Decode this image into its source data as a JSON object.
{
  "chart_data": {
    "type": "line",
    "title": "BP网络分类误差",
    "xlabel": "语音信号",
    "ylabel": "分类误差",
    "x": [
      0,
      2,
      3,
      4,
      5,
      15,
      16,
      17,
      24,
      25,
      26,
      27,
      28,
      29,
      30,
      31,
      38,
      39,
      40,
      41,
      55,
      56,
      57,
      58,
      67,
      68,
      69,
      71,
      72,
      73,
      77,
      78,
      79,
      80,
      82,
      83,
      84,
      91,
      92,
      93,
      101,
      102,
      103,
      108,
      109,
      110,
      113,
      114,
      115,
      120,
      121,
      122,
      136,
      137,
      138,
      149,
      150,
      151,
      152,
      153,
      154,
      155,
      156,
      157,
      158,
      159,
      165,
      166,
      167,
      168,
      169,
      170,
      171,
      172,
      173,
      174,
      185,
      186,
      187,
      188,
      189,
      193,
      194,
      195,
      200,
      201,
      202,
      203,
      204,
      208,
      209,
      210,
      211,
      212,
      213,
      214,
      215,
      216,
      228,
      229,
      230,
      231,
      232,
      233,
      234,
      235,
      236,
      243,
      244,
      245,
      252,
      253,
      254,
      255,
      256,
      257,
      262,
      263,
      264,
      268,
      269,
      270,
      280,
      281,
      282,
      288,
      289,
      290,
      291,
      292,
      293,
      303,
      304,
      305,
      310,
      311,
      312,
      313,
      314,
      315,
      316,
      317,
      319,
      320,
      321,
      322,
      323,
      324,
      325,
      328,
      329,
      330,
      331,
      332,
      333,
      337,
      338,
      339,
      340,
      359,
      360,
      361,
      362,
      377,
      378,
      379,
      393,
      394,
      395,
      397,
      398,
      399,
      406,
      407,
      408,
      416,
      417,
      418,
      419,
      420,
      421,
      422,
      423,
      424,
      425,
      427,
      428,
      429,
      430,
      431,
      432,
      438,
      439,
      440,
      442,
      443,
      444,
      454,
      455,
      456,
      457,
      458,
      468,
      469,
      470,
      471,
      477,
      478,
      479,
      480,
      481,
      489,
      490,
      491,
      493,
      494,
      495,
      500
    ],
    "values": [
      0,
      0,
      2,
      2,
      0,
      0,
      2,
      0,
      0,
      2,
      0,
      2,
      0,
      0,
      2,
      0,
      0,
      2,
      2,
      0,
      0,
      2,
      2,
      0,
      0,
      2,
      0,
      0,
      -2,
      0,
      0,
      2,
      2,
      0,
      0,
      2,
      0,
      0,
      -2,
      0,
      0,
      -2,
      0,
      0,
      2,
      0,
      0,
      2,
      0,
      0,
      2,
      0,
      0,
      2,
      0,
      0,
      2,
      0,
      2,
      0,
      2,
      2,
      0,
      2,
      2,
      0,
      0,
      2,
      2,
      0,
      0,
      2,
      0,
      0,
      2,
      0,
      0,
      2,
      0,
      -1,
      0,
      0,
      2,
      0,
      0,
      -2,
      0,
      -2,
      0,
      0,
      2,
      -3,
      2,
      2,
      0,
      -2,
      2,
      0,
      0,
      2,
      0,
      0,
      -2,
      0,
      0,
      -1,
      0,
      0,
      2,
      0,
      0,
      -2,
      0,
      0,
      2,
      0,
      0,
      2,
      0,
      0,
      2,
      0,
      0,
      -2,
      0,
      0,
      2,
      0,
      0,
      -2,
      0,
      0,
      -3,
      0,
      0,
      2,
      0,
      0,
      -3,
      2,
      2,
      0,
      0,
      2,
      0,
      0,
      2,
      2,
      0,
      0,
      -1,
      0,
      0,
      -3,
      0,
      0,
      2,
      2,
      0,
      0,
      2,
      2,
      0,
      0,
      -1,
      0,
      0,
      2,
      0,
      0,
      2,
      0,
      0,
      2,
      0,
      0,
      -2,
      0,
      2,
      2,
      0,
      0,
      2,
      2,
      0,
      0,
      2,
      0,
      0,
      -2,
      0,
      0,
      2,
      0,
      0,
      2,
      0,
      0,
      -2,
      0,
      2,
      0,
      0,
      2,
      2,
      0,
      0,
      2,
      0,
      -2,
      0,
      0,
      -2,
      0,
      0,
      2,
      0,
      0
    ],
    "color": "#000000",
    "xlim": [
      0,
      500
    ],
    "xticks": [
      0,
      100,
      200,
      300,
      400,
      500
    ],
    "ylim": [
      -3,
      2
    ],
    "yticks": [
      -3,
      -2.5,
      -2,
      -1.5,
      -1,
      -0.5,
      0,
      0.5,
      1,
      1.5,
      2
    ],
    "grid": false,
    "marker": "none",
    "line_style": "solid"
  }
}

----------

* **WHAT THE TASK REQUIRES**
Using the exact wording, write out all of the records.

* **TASK SOLUTION**
Decode this image into its source data as a JSON object.
{
  "chart_data": {
    "type": "line",
    "title": "BP网络分类误差",
    "xlabel": "语音信号",
    "ylabel": "分类误差",
    "x": [
      0,
      2,
      3,
      4,
      5,
      15,
      16,
      17,
      24,
      25,
      26,
      27,
      28,
      29,
      30,
      31,
      38,
      39,
      40,
      41,
      55,
      56,
      57,
      58,
      67,
      68,
      69,
      71,
      72,
      73,
      77,
      78,
      79,
      80,
      82,
      83,
      84,
      91,
      92,
      93,
      101,
      102,
      103,
      108,
      109,
      110,
      113,
      114,
      115,
      120,
      121,
      122,
      136,
      137,
      138,
      149,
      150,
      151,
      152,
      153,
      154,
      155,
      156,
      157,
      158,
      159,
      165,
      166,
      167,
      168,
      169,
      170,
      171,
      172,
      173,
      174,
      185,
      186,
      187,
      188,
      189,
      193,
      194,
      195,
      200,
      201,
      202,
      203,
      204,
      208,
      209,
      210,
      211,
      212,
      213,
      214,
      215,
      216,
      228,
      229,
      230,
      231,
      232,
      233,
      234,
      235,
      236,
      243,
      244,
      245,
      252,
      253,
      254,
      255,
      256,
      257,
      262,
      263,
      264,
      268,
      269,
      270,
      280,
      281,
      282,
      288,
      289,
      290,
      291,
      292,
      293,
      303,
      304,
      305,
      310,
      311,
      312,
      313,
      314,
      315,
      316,
      317,
      319,
      320,
      321,
      322,
      323,
      324,
      325,
      328,
      329,
      330,
      331,
      332,
      333,
      337,
      338,
      339,
      340,
      359,
      360,
      361,
      362,
      377,
      378,
      379,
      393,
      394,
      395,
      397,
      398,
      399,
      406,
      407,
      408,
      416,
      417,
      418,
      419,
      420,
      421,
      422,
      423,
      424,
      425,
      427,
      428,
      429,
      430,
      431,
      432,
      438,
      439,
      440,
      442,
      443,
      444,
      454,
      455,
      456,
      457,
      458,
      468,
      469,
      470,
      471,
      477,
      478,
      479,
      480,
      481,
      489,
      490,
      491,
      493,
      494,
      495,
      500
    ],
    "values": [
      0,
      0,
      2,
      2,
      0,
      0,
      2,
      0,
      0,
      2,
      0,
      2,
      0,
      0,
      2,
      0,
      0,
      2,
      2,
      0,
      0,
      2,
      2,
      0,
      0,
      2,
      0,
      0,
      -2,
      0,
      0,
      2,
      2,
      0,
      0,
      2,
      0,
      0,
      -2,
      0,
      0,
      -2,
      0,
      0,
      2,
      0,
      0,
      2,
      0,
      0,
      2,
      0,
      0,
      2,
      0,
      0,
      2,
      0,
      2,
      0,
      2,
      2,
      0,
      2,
      2,
      0,
      0,
      2,
      2,
      0,
      0,
      2,
      0,
      0,
      2,
      0,
      0,
      2,
      0,
      -1,
      0,
      0,
      2,
      0,
      0,
      -2,
      0,
      -2,
      0,
      0,
      2,
      -3,
      2,
      2,
      0,
      -2,
      2,
      0,
      0,
      2,
      0,
      0,
      -2,
      0,
      0,
      -1,
      0,
      0,
      2,
      0,
      0,
      -2,
      0,
      0,
      2,
      0,
      0,
      2,
      0,
      0,
      2,
      0,
      0,
      -2,
      0,
      0,
      2,
      0,
      0,
      -2,
      0,
      0,
      -3,
      0,
      0,
      2,
      0,
      0,
      -3,
      2,
      2,
      0,
      0,
      2,
      0,
      0,
      2,
      2,
      0,
      0,
      -1,
      0,
      0,
      -3,
      0,
      0,
      2,
      2,
      0,
      0,
      2,
      2,
      0,
      0,
      -1,
      0,
      0,
      2,
      0,
      0,
      2,
      0,
      0,
      2,
      0,
      0,
      -2,
      0,
      2,
      2,
      0,
      0,
      2,
      2,
      0,
      0,
      2,
      0,
      0,
      -2,
      0,
      0,
      2,
      0,
      0,
      2,
      0,
      0,
      -2,
      0,
      2,
      0,
      0,
      2,
      2,
      0,
      0,
      2,
      0,
      -2,
      0,
      0,
      -2,
      0,
      0,
      2,
      0,
      0
    ],
    "color": "#000000",
    "xlim": [
      0,
      500
    ],
    "xticks": [
      0,
      100,
      200,
      300,
      400,
      500
    ],
    "ylim": [
      -3,
      2
    ],
    "yticks": [
      -3,
      -2.5,
      -2,
      -1.5,
      -1,
      -0.5,
      0,
      0.5,
      1,
      1.5,
      2
    ],
    "grid": false,
    "marker": "none",
    "line_style": "solid"
  }
}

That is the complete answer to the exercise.